* Work instructions: Gather, from the data below, each line in which the word "translation" occurs.

— START Input records —

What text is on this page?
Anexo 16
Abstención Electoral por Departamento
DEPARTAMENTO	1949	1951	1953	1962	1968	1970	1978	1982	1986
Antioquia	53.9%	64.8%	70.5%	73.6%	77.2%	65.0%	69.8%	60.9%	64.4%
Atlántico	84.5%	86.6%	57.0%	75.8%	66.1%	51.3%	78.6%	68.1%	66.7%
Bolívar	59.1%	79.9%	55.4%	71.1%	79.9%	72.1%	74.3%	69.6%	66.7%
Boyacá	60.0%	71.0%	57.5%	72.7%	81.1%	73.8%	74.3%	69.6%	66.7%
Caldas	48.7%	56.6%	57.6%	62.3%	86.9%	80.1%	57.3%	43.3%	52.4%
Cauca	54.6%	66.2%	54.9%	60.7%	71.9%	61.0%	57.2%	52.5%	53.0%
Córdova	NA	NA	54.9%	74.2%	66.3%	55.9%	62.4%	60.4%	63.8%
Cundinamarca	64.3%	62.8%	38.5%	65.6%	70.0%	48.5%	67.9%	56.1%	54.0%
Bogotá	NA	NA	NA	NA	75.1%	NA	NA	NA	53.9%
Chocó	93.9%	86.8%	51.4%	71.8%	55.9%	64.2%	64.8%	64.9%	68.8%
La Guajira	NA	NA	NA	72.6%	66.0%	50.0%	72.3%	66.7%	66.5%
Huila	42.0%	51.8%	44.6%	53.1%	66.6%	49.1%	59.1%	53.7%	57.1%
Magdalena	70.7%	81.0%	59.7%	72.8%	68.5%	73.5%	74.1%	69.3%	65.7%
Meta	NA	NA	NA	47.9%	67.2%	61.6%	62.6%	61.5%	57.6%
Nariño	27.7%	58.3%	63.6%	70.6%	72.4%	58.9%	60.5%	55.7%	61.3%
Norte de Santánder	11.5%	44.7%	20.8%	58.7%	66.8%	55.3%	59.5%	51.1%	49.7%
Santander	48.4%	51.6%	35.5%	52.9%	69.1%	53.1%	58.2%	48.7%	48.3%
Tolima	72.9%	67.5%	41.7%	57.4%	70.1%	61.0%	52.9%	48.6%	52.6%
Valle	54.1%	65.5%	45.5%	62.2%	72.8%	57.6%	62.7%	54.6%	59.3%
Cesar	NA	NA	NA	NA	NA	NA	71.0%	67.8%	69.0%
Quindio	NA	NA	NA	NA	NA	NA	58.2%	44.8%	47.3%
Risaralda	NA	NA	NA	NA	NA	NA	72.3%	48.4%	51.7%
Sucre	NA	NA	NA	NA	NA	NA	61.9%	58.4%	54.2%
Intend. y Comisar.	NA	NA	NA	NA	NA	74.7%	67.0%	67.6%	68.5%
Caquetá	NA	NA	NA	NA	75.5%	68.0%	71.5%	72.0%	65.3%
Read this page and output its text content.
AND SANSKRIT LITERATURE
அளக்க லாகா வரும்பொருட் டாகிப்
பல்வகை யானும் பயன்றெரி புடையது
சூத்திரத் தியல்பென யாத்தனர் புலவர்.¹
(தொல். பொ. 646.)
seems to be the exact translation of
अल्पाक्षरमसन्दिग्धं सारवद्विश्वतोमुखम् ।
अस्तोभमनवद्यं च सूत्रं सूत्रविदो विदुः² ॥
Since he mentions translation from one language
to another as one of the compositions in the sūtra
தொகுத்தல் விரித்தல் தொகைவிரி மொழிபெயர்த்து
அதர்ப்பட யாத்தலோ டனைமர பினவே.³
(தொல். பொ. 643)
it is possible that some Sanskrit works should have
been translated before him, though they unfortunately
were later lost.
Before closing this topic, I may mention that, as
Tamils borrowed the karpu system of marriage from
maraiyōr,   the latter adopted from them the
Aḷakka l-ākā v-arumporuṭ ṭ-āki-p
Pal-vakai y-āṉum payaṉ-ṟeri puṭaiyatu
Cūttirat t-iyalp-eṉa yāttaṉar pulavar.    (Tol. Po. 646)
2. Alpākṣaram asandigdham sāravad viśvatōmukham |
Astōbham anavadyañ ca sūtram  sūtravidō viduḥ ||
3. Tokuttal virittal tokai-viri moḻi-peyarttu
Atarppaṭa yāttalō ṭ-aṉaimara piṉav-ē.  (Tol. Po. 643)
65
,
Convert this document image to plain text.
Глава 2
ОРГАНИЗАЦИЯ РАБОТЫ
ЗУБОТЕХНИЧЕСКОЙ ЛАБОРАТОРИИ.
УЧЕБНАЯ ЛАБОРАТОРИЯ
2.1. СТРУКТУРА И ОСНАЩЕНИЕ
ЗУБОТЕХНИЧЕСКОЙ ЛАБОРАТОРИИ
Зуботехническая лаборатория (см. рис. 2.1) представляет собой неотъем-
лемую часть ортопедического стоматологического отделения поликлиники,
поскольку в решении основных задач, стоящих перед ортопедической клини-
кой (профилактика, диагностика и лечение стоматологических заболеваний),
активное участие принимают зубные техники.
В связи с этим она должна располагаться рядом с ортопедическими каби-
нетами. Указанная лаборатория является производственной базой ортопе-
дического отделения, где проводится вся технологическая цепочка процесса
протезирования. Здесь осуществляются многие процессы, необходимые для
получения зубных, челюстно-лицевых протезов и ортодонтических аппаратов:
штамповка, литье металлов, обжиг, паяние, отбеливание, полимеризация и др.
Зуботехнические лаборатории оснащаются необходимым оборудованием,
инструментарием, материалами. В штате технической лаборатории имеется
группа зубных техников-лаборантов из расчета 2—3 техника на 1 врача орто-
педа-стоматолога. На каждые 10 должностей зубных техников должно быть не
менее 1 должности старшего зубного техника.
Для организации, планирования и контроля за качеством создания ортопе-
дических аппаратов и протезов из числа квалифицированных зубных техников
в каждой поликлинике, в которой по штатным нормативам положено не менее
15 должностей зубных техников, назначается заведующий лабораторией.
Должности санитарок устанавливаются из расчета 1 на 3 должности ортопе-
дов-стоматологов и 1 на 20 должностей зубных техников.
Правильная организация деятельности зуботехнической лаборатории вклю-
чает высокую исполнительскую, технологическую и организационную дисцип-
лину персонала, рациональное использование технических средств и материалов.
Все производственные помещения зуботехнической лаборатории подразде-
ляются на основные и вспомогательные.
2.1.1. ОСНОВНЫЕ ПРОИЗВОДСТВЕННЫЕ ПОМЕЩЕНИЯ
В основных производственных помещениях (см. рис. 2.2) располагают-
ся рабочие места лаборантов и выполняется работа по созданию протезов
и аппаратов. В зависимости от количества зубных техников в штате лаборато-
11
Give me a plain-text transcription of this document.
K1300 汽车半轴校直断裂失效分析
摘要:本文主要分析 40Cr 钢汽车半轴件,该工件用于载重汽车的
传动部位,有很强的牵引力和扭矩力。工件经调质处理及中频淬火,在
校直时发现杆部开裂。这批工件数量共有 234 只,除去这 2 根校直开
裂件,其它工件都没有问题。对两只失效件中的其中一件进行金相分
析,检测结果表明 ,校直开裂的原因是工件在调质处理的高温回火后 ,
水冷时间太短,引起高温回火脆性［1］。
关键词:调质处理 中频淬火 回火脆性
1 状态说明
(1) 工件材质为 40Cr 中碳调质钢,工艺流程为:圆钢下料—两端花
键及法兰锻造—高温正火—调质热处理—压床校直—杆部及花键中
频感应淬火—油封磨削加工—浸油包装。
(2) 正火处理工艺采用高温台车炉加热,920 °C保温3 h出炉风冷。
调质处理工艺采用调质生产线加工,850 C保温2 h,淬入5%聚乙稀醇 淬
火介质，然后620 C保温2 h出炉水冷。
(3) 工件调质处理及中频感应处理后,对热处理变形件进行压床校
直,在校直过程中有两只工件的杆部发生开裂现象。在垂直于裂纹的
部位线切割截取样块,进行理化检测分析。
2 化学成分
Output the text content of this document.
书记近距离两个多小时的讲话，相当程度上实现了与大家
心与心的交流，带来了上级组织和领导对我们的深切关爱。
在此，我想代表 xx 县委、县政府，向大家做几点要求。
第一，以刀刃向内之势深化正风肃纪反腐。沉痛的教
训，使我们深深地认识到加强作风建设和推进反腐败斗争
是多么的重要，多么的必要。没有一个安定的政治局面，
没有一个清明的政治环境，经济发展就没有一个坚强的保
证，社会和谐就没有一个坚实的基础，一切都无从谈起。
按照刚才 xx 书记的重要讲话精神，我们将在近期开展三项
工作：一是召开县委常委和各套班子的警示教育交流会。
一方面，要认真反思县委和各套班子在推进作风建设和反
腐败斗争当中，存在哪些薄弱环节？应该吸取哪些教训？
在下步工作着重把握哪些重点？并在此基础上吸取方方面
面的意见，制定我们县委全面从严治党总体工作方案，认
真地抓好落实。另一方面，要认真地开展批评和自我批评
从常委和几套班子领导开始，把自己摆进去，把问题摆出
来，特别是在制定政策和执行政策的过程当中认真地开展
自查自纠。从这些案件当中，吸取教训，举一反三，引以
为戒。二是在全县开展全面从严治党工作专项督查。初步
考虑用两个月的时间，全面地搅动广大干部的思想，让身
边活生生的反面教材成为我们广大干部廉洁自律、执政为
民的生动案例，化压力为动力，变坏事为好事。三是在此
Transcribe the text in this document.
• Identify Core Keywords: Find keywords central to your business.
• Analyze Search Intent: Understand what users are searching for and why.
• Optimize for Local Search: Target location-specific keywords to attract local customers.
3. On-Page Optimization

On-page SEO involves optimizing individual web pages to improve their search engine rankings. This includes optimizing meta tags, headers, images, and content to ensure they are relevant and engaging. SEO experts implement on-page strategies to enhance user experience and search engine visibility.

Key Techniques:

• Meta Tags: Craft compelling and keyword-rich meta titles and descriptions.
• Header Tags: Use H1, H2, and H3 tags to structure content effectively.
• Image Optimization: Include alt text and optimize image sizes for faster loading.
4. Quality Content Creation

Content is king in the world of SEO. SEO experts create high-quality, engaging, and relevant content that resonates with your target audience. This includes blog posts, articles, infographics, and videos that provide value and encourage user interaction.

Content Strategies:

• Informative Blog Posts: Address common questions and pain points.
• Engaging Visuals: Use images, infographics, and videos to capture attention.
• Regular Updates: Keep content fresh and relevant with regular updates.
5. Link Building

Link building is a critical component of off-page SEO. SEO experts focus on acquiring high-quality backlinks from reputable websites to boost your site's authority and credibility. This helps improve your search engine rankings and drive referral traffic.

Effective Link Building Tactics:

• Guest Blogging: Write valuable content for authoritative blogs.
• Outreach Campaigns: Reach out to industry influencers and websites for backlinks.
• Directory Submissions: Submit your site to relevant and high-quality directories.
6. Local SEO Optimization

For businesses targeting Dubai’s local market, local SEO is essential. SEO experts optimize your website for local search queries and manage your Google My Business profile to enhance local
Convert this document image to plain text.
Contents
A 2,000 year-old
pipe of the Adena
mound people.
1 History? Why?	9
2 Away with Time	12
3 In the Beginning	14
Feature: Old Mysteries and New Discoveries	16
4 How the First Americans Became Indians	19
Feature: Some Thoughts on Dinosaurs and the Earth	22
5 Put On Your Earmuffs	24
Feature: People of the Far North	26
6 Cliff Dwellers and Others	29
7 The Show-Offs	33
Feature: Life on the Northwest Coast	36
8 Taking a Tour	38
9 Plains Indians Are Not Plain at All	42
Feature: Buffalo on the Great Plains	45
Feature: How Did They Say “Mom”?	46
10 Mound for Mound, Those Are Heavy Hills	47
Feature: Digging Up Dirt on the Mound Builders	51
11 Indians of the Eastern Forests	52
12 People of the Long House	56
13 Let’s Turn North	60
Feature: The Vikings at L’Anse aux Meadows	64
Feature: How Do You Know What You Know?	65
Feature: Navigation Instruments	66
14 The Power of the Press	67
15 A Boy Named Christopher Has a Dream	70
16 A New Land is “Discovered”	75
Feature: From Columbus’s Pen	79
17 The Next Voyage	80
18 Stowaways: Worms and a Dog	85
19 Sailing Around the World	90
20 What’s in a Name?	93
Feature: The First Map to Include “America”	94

— END Input records —

* Solution to this task:
seems to be the exact translation of
Since he mentions translation from one language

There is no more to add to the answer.